[Items from a data source]

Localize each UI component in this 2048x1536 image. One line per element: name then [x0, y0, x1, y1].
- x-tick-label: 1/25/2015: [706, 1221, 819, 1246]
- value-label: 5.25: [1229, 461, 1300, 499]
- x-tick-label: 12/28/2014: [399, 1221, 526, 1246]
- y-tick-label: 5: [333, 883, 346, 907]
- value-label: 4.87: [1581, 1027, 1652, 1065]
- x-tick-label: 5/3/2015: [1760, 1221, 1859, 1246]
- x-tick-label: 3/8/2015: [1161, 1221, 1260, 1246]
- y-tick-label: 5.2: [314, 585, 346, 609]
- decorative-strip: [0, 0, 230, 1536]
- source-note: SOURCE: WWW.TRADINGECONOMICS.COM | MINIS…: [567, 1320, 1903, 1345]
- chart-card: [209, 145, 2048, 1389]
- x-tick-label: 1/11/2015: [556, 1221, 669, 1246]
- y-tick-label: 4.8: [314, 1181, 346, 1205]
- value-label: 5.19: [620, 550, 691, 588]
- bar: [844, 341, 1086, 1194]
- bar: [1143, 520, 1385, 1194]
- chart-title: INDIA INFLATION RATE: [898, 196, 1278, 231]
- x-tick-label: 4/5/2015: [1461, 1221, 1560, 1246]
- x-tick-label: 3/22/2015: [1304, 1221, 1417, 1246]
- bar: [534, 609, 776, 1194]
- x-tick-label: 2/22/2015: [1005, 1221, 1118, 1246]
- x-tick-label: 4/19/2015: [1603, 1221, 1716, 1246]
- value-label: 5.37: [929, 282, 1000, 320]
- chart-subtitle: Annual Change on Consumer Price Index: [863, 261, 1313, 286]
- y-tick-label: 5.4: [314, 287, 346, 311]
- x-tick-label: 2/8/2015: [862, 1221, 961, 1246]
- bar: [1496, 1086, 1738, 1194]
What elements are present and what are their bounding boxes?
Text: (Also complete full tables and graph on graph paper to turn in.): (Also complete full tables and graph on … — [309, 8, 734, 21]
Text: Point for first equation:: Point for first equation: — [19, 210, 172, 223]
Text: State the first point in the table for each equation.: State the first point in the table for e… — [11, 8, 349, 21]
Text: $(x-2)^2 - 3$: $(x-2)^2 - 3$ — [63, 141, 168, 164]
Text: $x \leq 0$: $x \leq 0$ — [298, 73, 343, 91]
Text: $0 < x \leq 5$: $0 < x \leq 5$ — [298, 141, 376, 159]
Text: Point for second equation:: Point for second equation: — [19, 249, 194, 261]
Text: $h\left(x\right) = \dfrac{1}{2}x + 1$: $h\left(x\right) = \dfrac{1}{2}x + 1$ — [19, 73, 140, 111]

:: EXERCISE TASK ::
Transcribe every line of the entries above word for word, keeping each character, symbol and number unchanged.

:: CORRECT RESULT ::
Localize each UI component in this 2048x1536 image. One line per element: name then [x0, y0, x1, y1].
- x-tick-label: 1/25/2015: [706, 1221, 819, 1246]
- value-label: 5.25: [1229, 461, 1300, 499]
- x-tick-label: 12/28/2014: [399, 1221, 526, 1246]
- y-tick-label: 5: [333, 883, 346, 907]
- value-label: 4.87: [1581, 1027, 1652, 1065]
- x-tick-label: 5/3/2015: [1760, 1221, 1859, 1246]
- x-tick-label: 3/8/2015: [1161, 1221, 1260, 1246]
- y-tick-label: 5.2: [314, 585, 346, 609]
- decorative-strip: [0, 0, 230, 1536]
- source-note: SOURCE: WWW.TRADINGECONOMICS.COM | MINIS…: [567, 1320, 1903, 1345]
- chart-card: [209, 145, 2048, 1389]
- x-tick-label: 1/11/2015: [556, 1221, 669, 1246]
- y-tick-label: 4.8: [314, 1181, 346, 1205]
- value-label: 5.19: [620, 550, 691, 588]
- bar: [844, 341, 1086, 1194]
- bar: [1143, 520, 1385, 1194]
- chart-title: INDIA INFLATION RATE: [898, 196, 1278, 231]
- x-tick-label: 4/5/2015: [1461, 1221, 1560, 1246]
- x-tick-label: 3/22/2015: [1304, 1221, 1417, 1246]
- bar: [534, 609, 776, 1194]
- x-tick-label: 2/22/2015: [1005, 1221, 1118, 1246]
- x-tick-label: 4/19/2015: [1603, 1221, 1716, 1246]
- value-label: 5.37: [929, 282, 1000, 320]
- chart-subtitle: Annual Change on Consumer Price Index: [863, 261, 1313, 286]
- y-tick-label: 5.4: [314, 287, 346, 311]
- x-tick-label: 2/8/2015: [862, 1221, 961, 1246]
- bar: [1496, 1086, 1738, 1194]
What elements are present and what are their bounding boxes?
Text: (Also complete full tables and graph on graph paper to turn in.): (Also complete full tables and graph on … — [309, 8, 734, 21]
Text: Point for first equation:: Point for first equation: — [19, 210, 172, 223]
Text: State the first point in the table for each equation.: State the first point in the table for e… — [11, 8, 349, 21]
Text: $(x-2)^2 - 3$: $(x-2)^2 - 3$ — [63, 141, 168, 164]
Text: $x \leq 0$: $x \leq 0$ — [298, 73, 343, 91]
Text: $0 < x \leq 5$: $0 < x \leq 5$ — [298, 141, 376, 159]
Text: Point for second equation:: Point for second equation: — [19, 249, 194, 261]
Text: $h\left(x\right) = \dfrac{1}{2}x + 1$: $h\left(x\right) = \dfrac{1}{2}x + 1$ — [19, 73, 140, 111]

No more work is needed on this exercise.